WHAT YOU WILL DO:
Omit all pictures, then retype the data exactly as given.

[Figure collection entries]
++++++++

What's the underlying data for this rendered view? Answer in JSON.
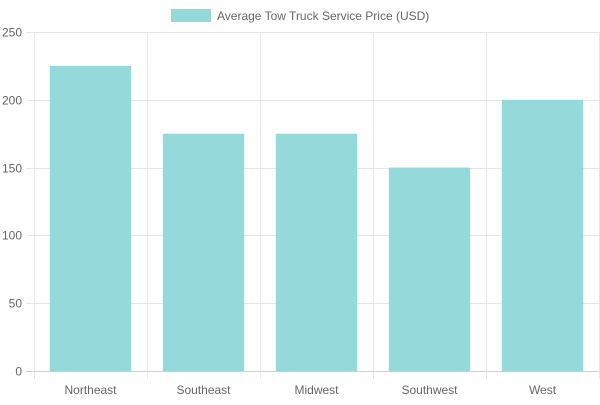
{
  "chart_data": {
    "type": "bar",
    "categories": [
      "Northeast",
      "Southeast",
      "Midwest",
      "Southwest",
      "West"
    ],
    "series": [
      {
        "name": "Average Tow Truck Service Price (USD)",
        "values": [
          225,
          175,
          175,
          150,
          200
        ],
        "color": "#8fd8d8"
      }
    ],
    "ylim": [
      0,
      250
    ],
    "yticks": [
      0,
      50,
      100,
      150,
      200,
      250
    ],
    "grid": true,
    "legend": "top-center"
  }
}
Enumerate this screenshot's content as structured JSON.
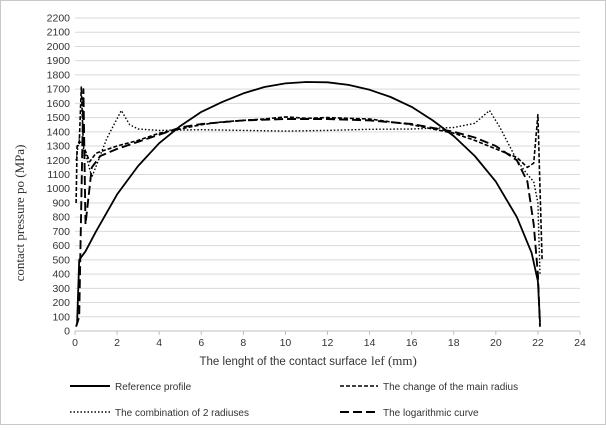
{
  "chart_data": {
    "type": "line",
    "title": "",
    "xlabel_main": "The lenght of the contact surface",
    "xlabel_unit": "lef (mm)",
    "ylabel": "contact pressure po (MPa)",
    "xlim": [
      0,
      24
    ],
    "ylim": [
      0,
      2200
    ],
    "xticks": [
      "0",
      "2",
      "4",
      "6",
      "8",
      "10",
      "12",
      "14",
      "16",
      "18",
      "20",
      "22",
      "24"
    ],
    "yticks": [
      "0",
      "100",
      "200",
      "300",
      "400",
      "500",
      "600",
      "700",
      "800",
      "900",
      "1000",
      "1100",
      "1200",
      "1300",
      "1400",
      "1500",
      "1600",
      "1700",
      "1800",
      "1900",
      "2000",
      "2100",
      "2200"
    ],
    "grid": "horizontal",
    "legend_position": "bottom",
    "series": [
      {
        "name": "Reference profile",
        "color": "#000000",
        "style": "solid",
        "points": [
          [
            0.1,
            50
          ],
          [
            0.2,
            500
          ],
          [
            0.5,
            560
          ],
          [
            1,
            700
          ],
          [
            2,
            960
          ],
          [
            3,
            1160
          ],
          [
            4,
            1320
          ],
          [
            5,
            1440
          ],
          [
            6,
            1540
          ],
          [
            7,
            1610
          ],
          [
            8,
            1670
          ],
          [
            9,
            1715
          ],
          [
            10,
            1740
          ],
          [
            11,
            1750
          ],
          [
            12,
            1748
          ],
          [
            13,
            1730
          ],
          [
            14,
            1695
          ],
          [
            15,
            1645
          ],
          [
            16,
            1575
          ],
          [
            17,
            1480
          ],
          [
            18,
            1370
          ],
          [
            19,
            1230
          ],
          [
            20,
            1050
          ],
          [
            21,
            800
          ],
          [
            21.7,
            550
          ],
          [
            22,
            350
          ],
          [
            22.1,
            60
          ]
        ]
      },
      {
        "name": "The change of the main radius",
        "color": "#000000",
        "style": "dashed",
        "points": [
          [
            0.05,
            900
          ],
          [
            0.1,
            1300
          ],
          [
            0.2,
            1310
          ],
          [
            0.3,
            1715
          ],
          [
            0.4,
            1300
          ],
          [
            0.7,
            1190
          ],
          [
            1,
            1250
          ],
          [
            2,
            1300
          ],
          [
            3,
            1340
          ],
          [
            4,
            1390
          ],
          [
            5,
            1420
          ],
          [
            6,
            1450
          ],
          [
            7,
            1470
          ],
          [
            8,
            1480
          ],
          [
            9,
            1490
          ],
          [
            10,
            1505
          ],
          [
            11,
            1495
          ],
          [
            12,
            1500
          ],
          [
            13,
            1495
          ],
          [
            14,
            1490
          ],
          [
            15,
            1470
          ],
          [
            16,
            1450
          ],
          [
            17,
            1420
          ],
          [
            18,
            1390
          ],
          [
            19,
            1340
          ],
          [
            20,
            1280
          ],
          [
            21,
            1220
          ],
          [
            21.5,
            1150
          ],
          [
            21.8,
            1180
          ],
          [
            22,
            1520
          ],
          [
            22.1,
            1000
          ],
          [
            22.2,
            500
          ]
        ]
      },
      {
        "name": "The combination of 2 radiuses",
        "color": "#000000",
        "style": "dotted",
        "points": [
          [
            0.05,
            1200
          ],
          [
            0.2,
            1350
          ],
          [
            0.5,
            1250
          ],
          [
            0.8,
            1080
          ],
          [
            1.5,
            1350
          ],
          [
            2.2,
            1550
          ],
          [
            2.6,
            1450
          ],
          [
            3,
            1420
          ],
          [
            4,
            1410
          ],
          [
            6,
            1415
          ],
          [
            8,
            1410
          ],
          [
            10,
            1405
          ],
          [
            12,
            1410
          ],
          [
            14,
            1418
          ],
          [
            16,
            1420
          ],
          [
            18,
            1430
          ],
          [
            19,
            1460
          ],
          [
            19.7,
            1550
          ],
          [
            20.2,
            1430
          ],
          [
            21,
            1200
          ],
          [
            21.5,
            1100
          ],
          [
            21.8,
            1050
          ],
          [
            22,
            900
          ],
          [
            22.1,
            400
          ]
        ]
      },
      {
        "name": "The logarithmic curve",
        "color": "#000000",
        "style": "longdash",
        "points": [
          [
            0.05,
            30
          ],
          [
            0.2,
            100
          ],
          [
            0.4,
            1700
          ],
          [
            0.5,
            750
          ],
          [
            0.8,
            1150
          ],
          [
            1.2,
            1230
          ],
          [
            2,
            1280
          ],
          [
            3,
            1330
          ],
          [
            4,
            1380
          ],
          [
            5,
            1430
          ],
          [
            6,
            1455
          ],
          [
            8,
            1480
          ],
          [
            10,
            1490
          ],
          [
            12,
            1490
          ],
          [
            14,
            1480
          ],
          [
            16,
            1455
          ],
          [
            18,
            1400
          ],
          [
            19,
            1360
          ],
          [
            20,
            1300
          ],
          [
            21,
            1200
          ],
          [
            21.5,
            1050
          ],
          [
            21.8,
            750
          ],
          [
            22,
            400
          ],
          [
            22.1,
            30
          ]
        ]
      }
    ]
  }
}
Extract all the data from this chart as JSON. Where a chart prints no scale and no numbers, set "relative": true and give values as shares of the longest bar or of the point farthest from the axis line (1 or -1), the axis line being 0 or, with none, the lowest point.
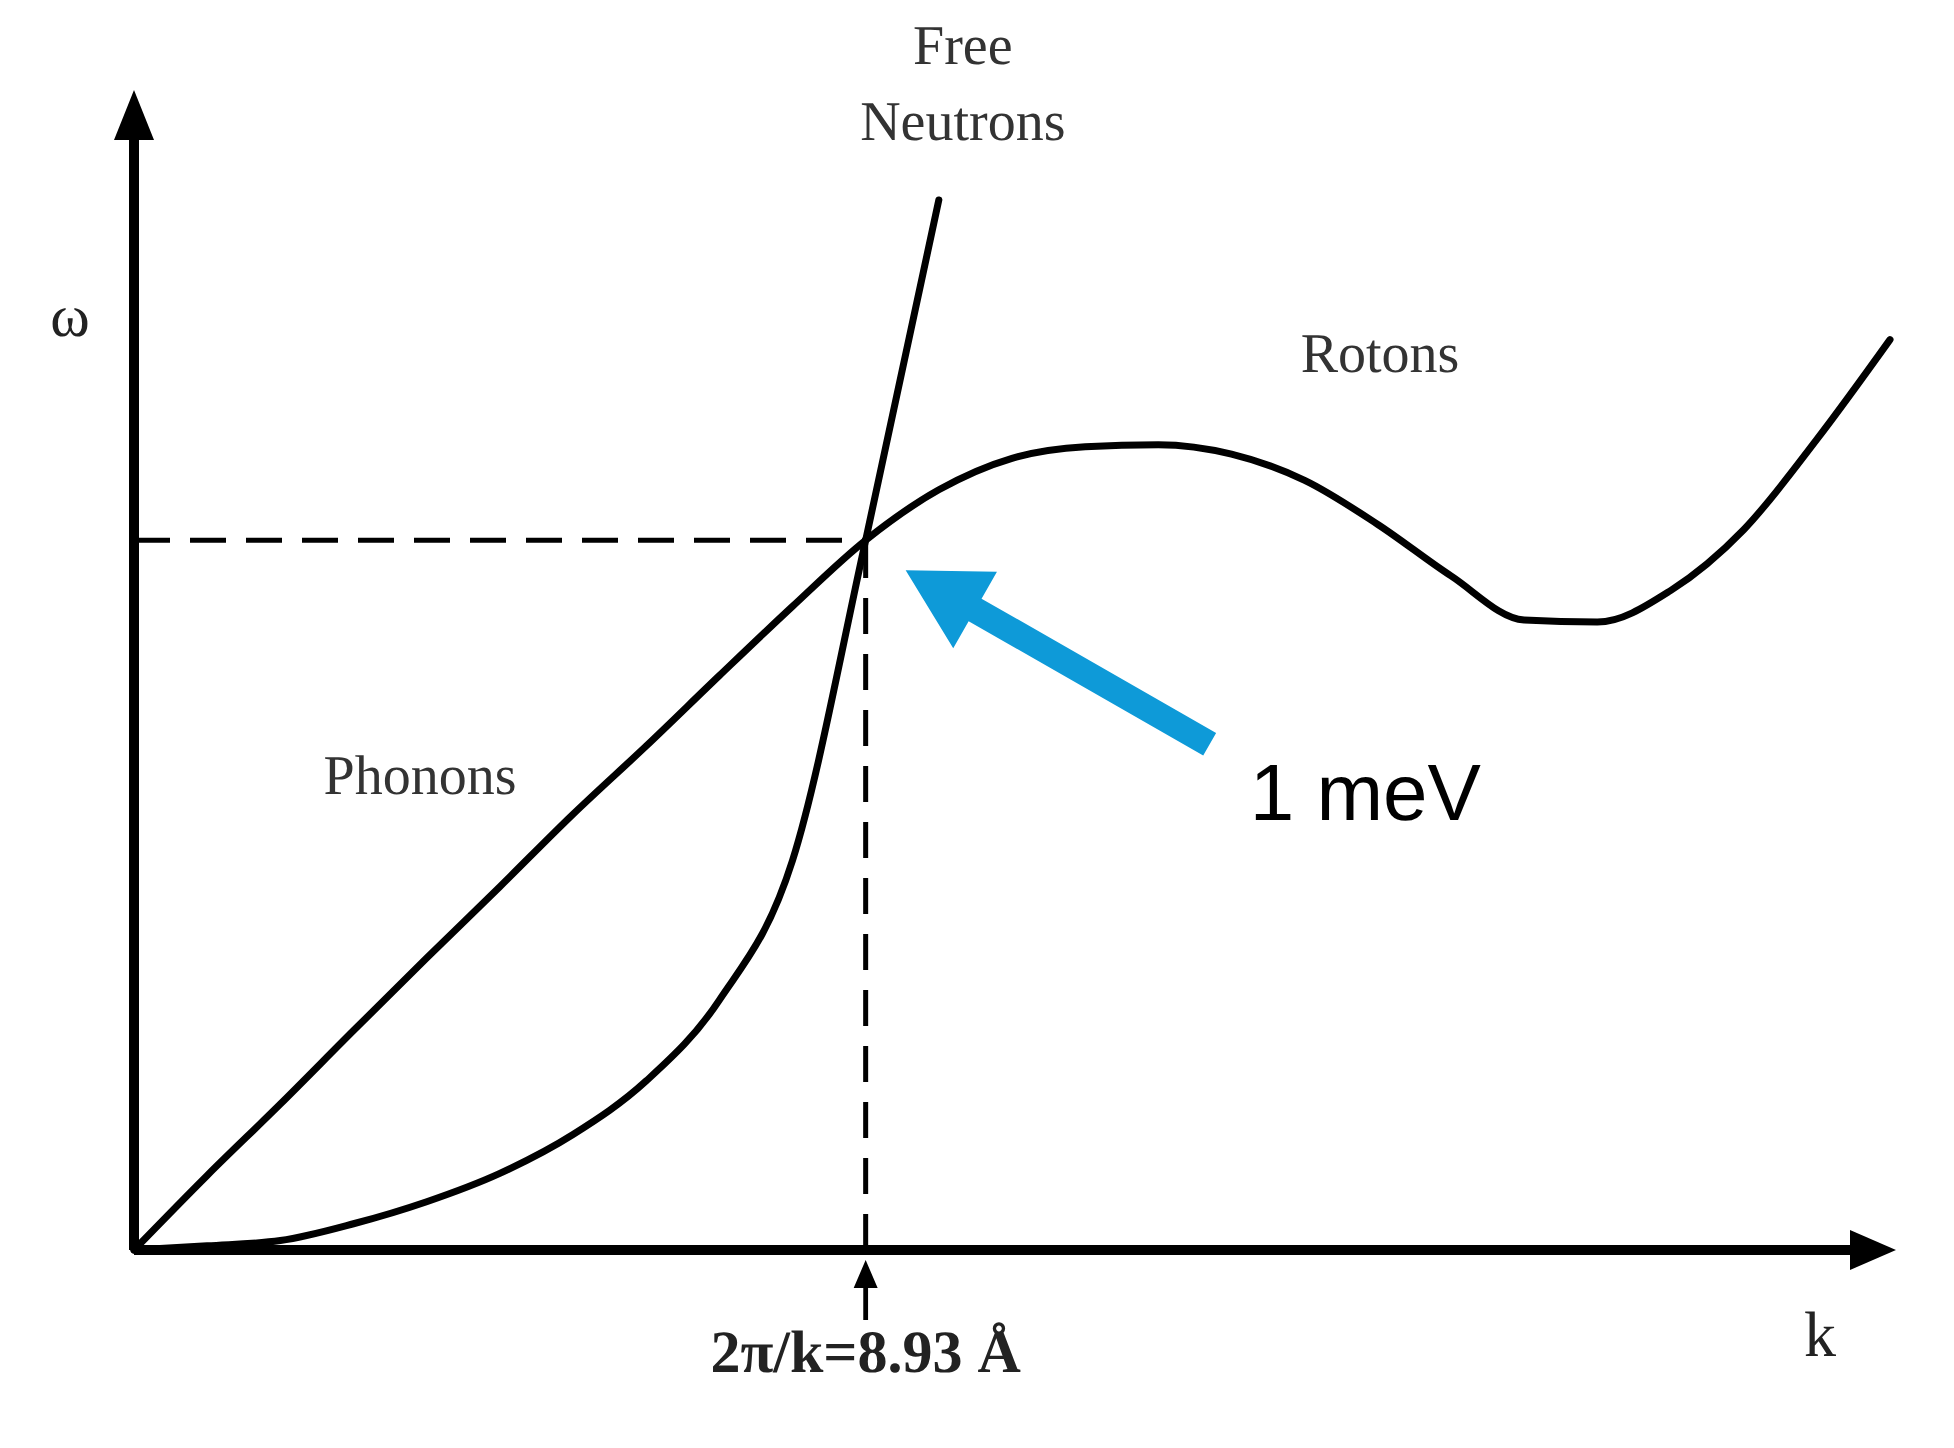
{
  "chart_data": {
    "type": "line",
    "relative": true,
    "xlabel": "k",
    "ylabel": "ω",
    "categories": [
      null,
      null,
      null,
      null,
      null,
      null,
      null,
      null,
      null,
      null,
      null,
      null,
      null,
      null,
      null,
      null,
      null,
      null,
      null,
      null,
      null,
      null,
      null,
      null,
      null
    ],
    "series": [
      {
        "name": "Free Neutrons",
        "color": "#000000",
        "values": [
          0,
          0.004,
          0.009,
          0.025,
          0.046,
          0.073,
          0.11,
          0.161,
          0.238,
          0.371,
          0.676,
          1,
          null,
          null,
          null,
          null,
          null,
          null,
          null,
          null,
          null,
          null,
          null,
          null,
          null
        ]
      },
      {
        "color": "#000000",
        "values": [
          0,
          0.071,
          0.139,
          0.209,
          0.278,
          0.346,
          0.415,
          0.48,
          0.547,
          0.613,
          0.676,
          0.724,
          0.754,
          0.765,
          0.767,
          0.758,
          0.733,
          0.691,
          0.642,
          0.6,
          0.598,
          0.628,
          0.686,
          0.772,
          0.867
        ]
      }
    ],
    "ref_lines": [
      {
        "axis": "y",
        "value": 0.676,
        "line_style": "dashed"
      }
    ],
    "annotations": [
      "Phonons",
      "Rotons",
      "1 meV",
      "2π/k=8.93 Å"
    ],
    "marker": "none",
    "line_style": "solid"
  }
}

++++++++

TASK RESPONSE:
What's the underlying data for this rendered view? Answer in JSON.
{
  "chart_data": {
    "type": "bar",
    "categories": [
      "Northeast",
      "Southeast",
      "Midwest",
      "Southwest",
      "West"
    ],
    "series": [
      {
        "name": "Average Tow Truck Service Price (USD)",
        "values": [
          225,
          175,
          175,
          150,
          200
        ],
        "color": "#8fd8d8"
      }
    ],
    "ylim": [
      0,
      250
    ],
    "yticks": [
      0,
      50,
      100,
      150,
      200,
      250
    ],
    "grid": true,
    "legend": "top-center"
  }
}
Enumerate this screenshot's content as structured JSON.
{
  "chart_data": {
    "type": "line",
    "title": "",
    "xlabel_main": "The lenght of the contact surface",
    "xlabel_unit": "lef (mm)",
    "ylabel": "contact pressure po (MPa)",
    "xlim": [
      0,
      24
    ],
    "ylim": [
      0,
      2200
    ],
    "xticks": [
      "0",
      "2",
      "4",
      "6",
      "8",
      "10",
      "12",
      "14",
      "16",
      "18",
      "20",
      "22",
      "24"
    ],
    "yticks": [
      "0",
      "100",
      "200",
      "300",
      "400",
      "500",
      "600",
      "700",
      "800",
      "900",
      "1000",
      "1100",
      "1200",
      "1300",
      "1400",
      "1500",
      "1600",
      "1700",
      "1800",
      "1900",
      "2000",
      "2100",
      "2200"
    ],
    "grid": "horizontal",
    "legend_position": "bottom",
    "series": [
      {
        "name": "Reference profile",
        "color": "#000000",
        "style": "solid",
        "points": [
          [
            0.1,
            50
          ],
          [
            0.2,
            500
          ],
          [
            0.5,
            560
          ],
          [
            1,
            700
          ],
          [
            2,
            960
          ],
          [
            3,
            1160
          ],
          [
            4,
            1320
          ],
          [
            5,
            1440
          ],
          [
            6,
            1540
          ],
          [
            7,
            1610
          ],
          [
            8,
            1670
          ],
          [
            9,
            1715
          ],
          [
            10,
            1740
          ],
          [
            11,
            1750
          ],
          [
            12,
            1748
          ],
          [
            13,
            1730
          ],
          [
            14,
            1695
          ],
          [
            15,
            1645
          ],
          [
            16,
            1575
          ],
          [
            17,
            1480
          ],
          [
            18,
            1370
          ],
          [
            19,
            1230
          ],
          [
            20,
            1050
          ],
          [
            21,
            800
          ],
          [
            21.7,
            550
          ],
          [
            22,
            350
          ],
          [
            22.1,
            60
          ]
        ]
      },
      {
        "name": "The change of the main radius",
        "color": "#000000",
        "style": "dashed",
        "points": [
          [
            0.05,
            900
          ],
          [
            0.1,
            1300
          ],
          [
            0.2,
            1310
          ],
          [
            0.3,
            1715
          ],
          [
            0.4,
            1300
          ],
          [
            0.7,
            1190
          ],
          [
            1,
            1250
          ],
          [
            2,
            1300
          ],
          [
            3,
            1340
          ],
          [
            4,
            1390
          ],
          [
            5,
            1420
          ],
          [
            6,
            1450
          ],
          [
            7,
            1470
          ],
          [
            8,
            1480
          ],
          [
            9,
            1490
          ],
          [
            10,
            1505
          ],
          [
            11,
            1495
          ],
          [
            12,
            1500
          ],
          [
            13,
            1495
          ],
          [
            14,
            1490
          ],
          [
            15,
            1470
          ],
          [
            16,
            1450
          ],
          [
            17,
            1420
          ],
          [
            18,
            1390
          ],
          [
            19,
            1340
          ],
          [
            20,
            1280
          ],
          [
            21,
            1220
          ],
          [
            21.5,
            1150
          ],
          [
            21.8,
            1180
          ],
          [
            22,
            1520
          ],
          [
            22.1,
            1000
          ],
          [
            22.2,
            500
          ]
        ]
      },
      {
        "name": "The combination of 2 radiuses",
        "color": "#000000",
        "style": "dotted",
        "points": [
          [
            0.05,
            1200
          ],
          [
            0.2,
            1350
          ],
          [
            0.5,
            1250
          ],
          [
            0.8,
            1080
          ],
          [
            1.5,
            1350
          ],
          [
            2.2,
            1550
          ],
          [
            2.6,
            1450
          ],
          [
            3,
            1420
          ],
          [
            4,
            1410
          ],
          [
            6,
            1415
          ],
          [
            8,
            1410
          ],
          [
            10,
            1405
          ],
          [
            12,
            1410
          ],
          [
            14,
            1418
          ],
          [
            16,
            1420
          ],
          [
            18,
            1430
          ],
          [
            19,
            1460
          ],
          [
            19.7,
            1550
          ],
          [
            20.2,
            1430
          ],
          [
            21,
            1200
          ],
          [
            21.5,
            1100
          ],
          [
            21.8,
            1050
          ],
          [
            22,
            900
          ],
          [
            22.1,
            400
          ]
        ]
      },
      {
        "name": "The logarithmic curve",
        "color": "#000000",
        "style": "longdash",
        "points": [
          [
            0.05,
            30
          ],
          [
            0.2,
            100
          ],
          [
            0.4,
            1700
          ],
          [
            0.5,
            750
          ],
          [
            0.8,
            1150
          ],
          [
            1.2,
            1230
          ],
          [
            2,
            1280
          ],
          [
            3,
            1330
          ],
          [
            4,
            1380
          ],
          [
            5,
            1430
          ],
          [
            6,
            1455
          ],
          [
            8,
            1480
          ],
          [
            10,
            1490
          ],
          [
            12,
            1490
          ],
          [
            14,
            1480
          ],
          [
            16,
            1455
          ],
          [
            18,
            1400
          ],
          [
            19,
            1360
          ],
          [
            20,
            1300
          ],
          [
            21,
            1200
          ],
          [
            21.5,
            1050
          ],
          [
            21.8,
            750
          ],
          [
            22,
            400
          ],
          [
            22.1,
            30
          ]
        ]
      }
    ]
  }
}
Extract all the data from this chart as JSON. Where a chart prints no scale and no numbers, set "relative": true and give values as shares of the longest bar or of the point farthest from the axis line (1 or -1), the axis line being 0 or, with none, the lowest point.
{
  "chart_data": {
    "type": "line",
    "relative": true,
    "xlabel": "k",
    "ylabel": "ω",
    "categories": [
      null,
      null,
      null,
      null,
      null,
      null,
      null,
      null,
      null,
      null,
      null,
      null,
      null,
      null,
      null,
      null,
      null,
      null,
      null,
      null,
      null,
      null,
      null,
      null,
      null
    ],
    "series": [
      {
        "name": "Free Neutrons",
        "color": "#000000",
        "values": [
          0,
          0.004,
          0.009,
          0.025,
          0.046,
          0.073,
          0.11,
          0.161,
          0.238,
          0.371,
          0.676,
          1,
          null,
          null,
          null,
          null,
          null,
          null,
          null,
          null,
          null,
          null,
          null,
          null,
          null
        ]
      },
      {
        "color": "#000000",
        "values": [
          0,
          0.071,
          0.139,
          0.209,
          0.278,
          0.346,
          0.415,
          0.48,
          0.547,
          0.613,
          0.676,
          0.724,
          0.754,
          0.765,
          0.767,
          0.758,
          0.733,
          0.691,
          0.642,
          0.6,
          0.598,
          0.628,
          0.686,
          0.772,
          0.867
        ]
      }
    ],
    "ref_lines": [
      {
        "axis": "y",
        "value": 0.676,
        "line_style": "dashed"
      }
    ],
    "annotations": [
      "Phonons",
      "Rotons",
      "1 meV",
      "2π/k=8.93 Å"
    ],
    "marker": "none",
    "line_style": "solid"
  }
}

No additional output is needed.